Where the data below has the string "activities", return the whole line.

— begin —

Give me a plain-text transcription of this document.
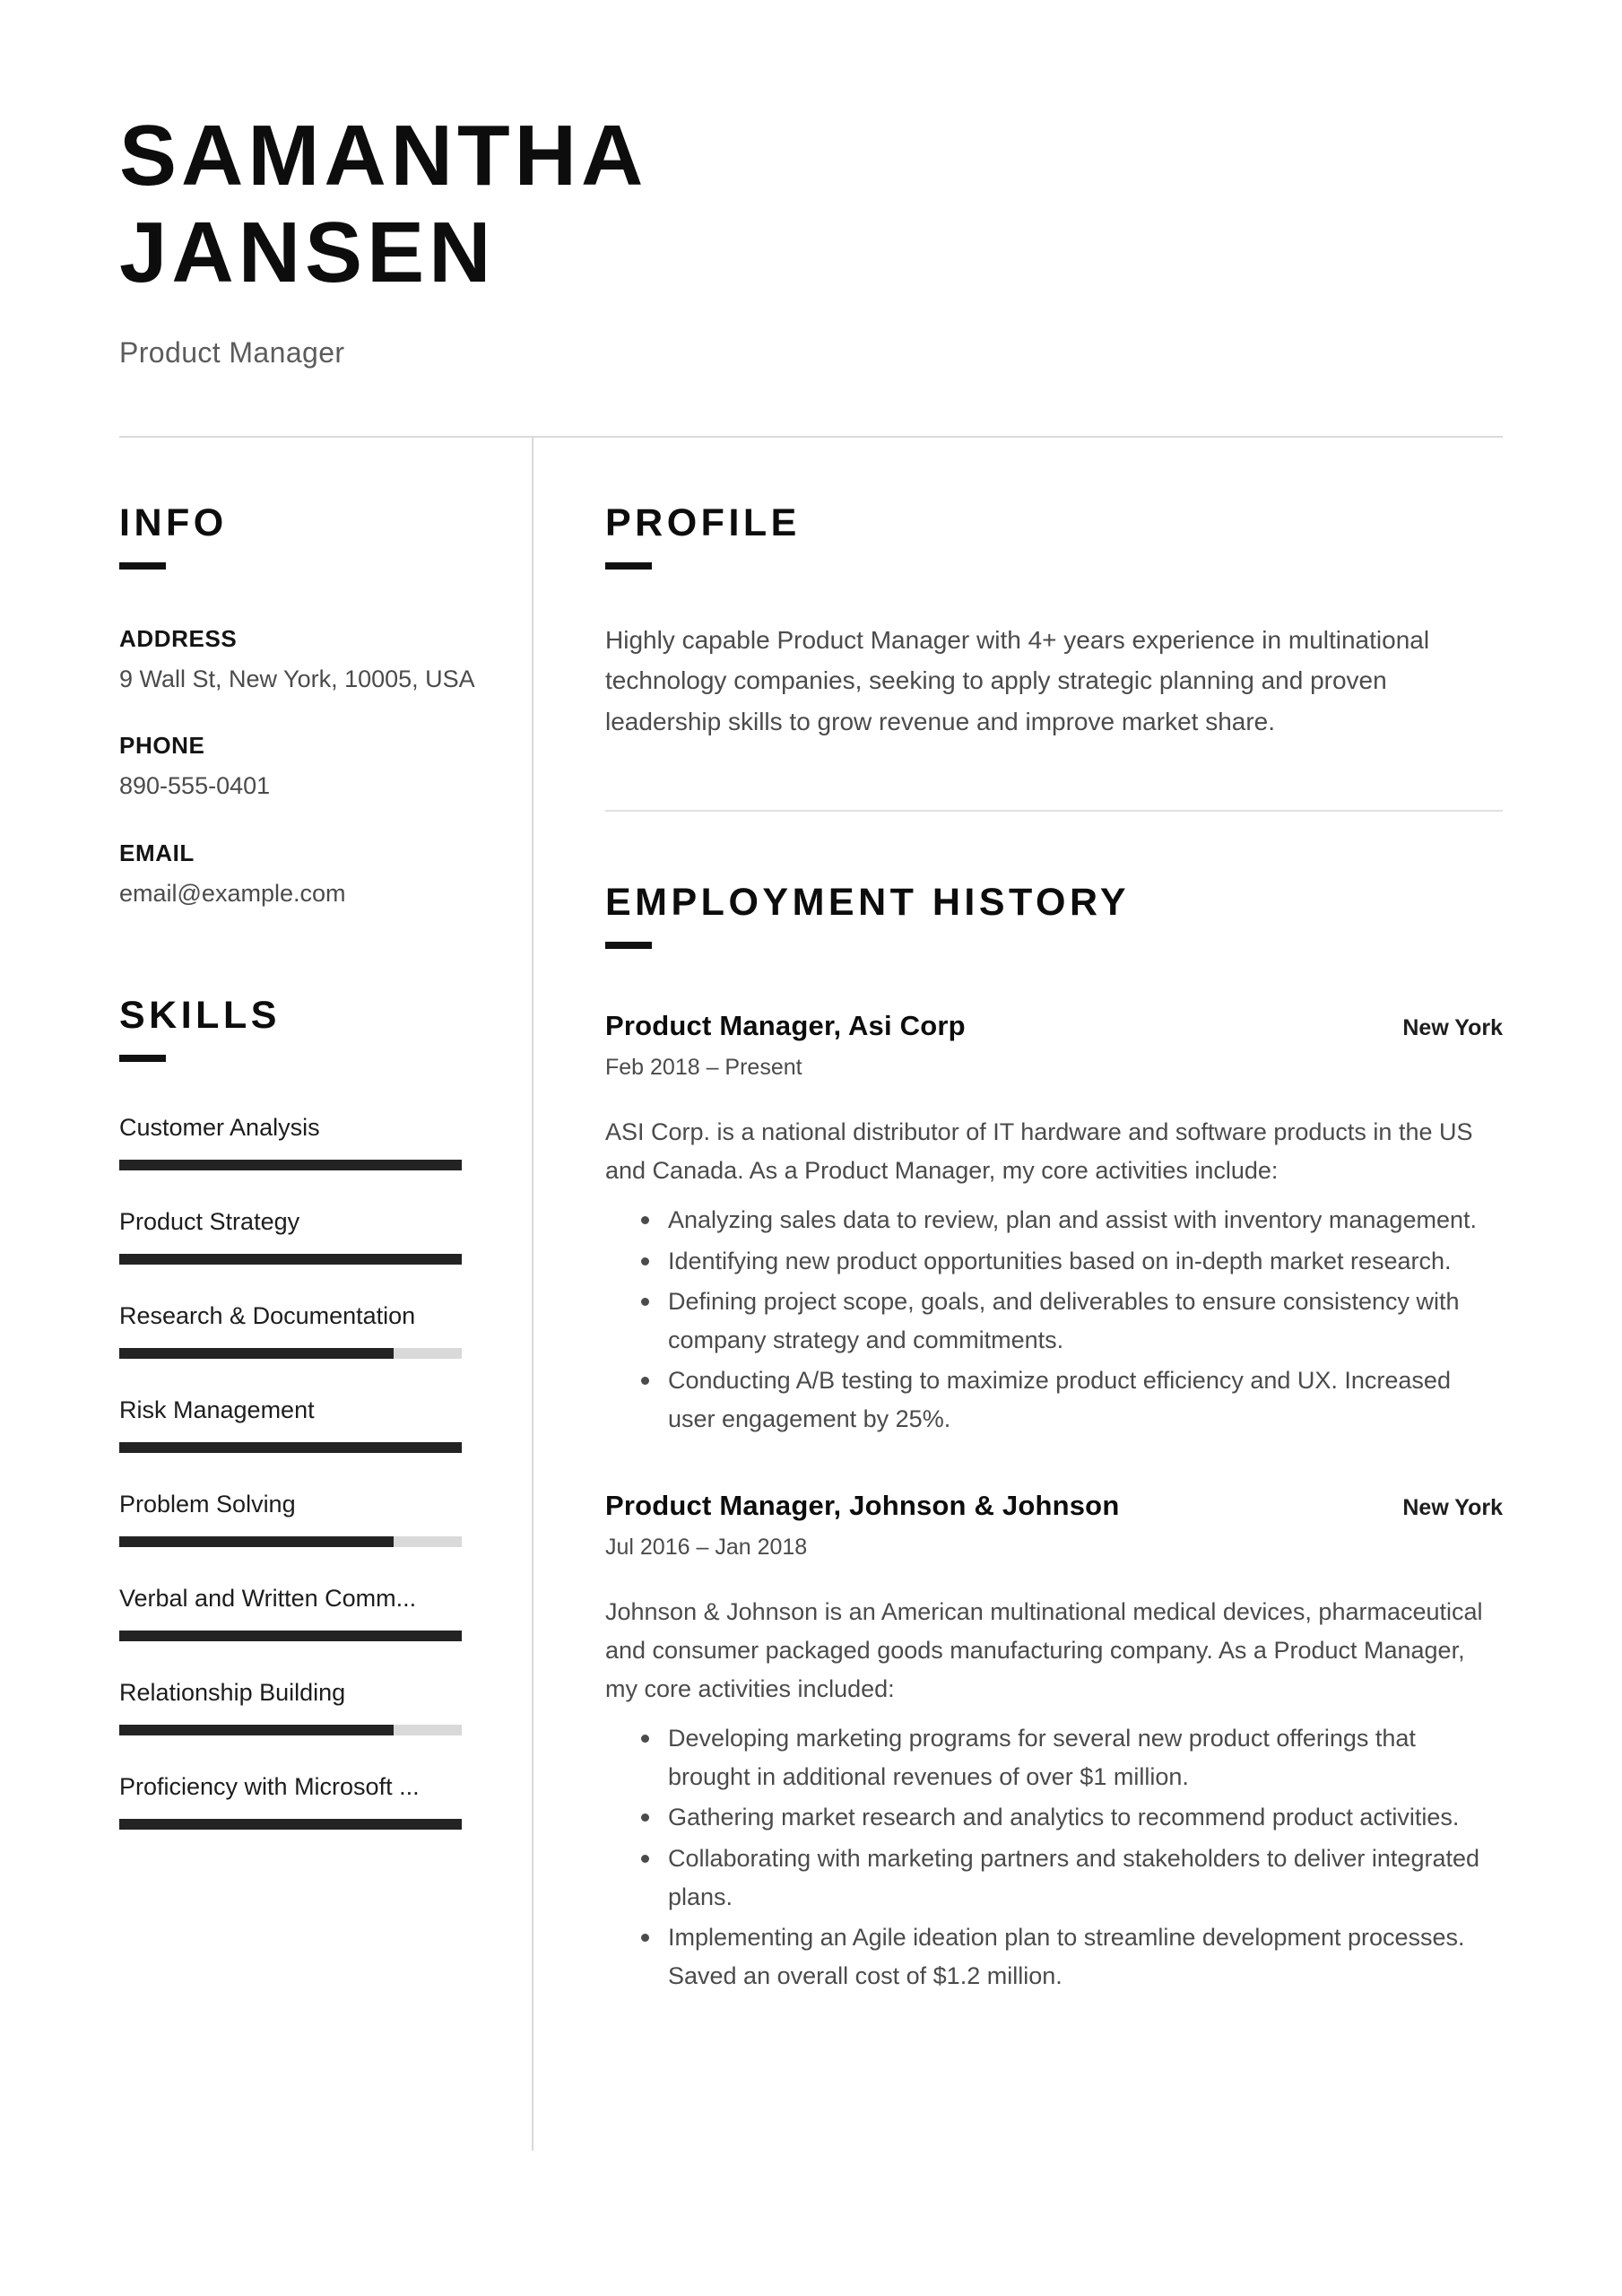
SAMANTHA JANSEN
Product Manager
INFO
ADDRESS
9 Wall St, New York, 10005, USA
PHONE
890-555-0401
EMAIL
email@example.com
SKILLS
Customer Analysis
Product Strategy
Research & Documentation
Risk Management
Problem Solving
Verbal and Written Comm...
Relationship Building
Proficiency with Microsoft ...
PROFILE
Highly capable Product Manager with 4+ years experience in multinational technology companies, seeking to apply strategic planning and proven leadership skills to grow revenue and improve market share.
EMPLOYMENT HISTORY
Product Manager, Asi Corp	New York
Feb 2018 – Present
ASI Corp. is a national distributor of IT hardware and software products in the US and Canada. As a Product Manager, my core activities include:
Analyzing sales data to review, plan and assist with inventory management.
Identifying new product opportunities based on in-depth market research.
Defining project scope, goals, and deliverables to ensure consistency with company strategy and commitments.
Conducting A/B testing to maximize product efficiency and UX. Increased user engagement by 25%.
Product Manager, Johnson & Johnson	New York
Jul 2016 – Jan 2018
Johnson & Johnson is an American multinational medical devices, pharmaceutical and consumer packaged goods manufacturing company. As a Product Manager, my core activities included:
Developing marketing programs for several new product offerings that brought in additional revenues of over $1 million.
Gathering market research and analytics to recommend product activities.
Collaborating with marketing partners and stakeholders to deliver integrated plans.
Implementing an Agile ideation plan to streamline development processes. Saved an overall cost of $1.2 million.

— end —

*Written response*.
ASI Corp. is a national distributor of IT hardware and software products in the US and Canada. As a Product Manager, my core activities include:
Johnson & Johnson is an American multinational medical devices, pharmaceutical and consumer packaged goods manufacturing company. As a Product Manager, my core activities included:
Gathering market research and analytics to recommend product activities.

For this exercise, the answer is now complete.